* START *

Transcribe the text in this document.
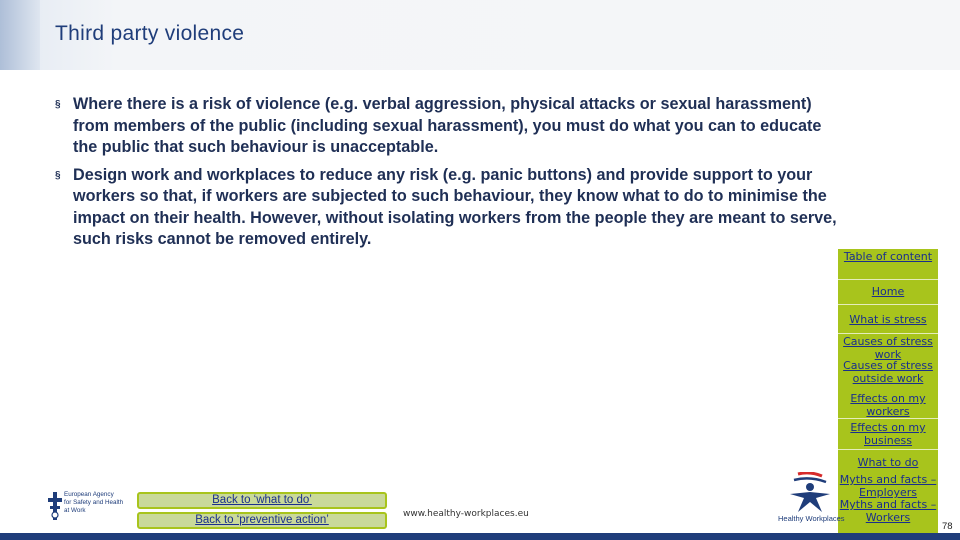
Third party violence
§ Where there is a risk of violence (e.g. verbal aggression, physical attacks or sexual harassment) from members of the public (including sexual harassment), you must do what you can to educate the public that such behaviour is unacceptable.
§ Design work and workplaces to reduce any risk (e.g. panic buttons) and provide support to your workers so that, if workers are subjected to such behaviour, they know what to do to minimise the impact on their health. However, without isolating workers from the people they are meant to serve, such risks cannot be removed entirely.
Table of content
Home
What is stress
Causes of stress work
Causes of stress outside work
Effects on my workers
Effects on my business
What to do
Myths and facts – Employers
Myths and facts – Workers
European Agency
for Safety and Health
at Work
Back to ‘what to do’
Back to ‘preventive action’	www.healthy-workplaces.eu	Healthy Workplaces
78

* END *

Search the records for the string "Back" and return every line in which it occurs.

Back to ‘what to do’
Back to ‘preventive action’	www.healthy-workplaces.eu	Healthy Workplaces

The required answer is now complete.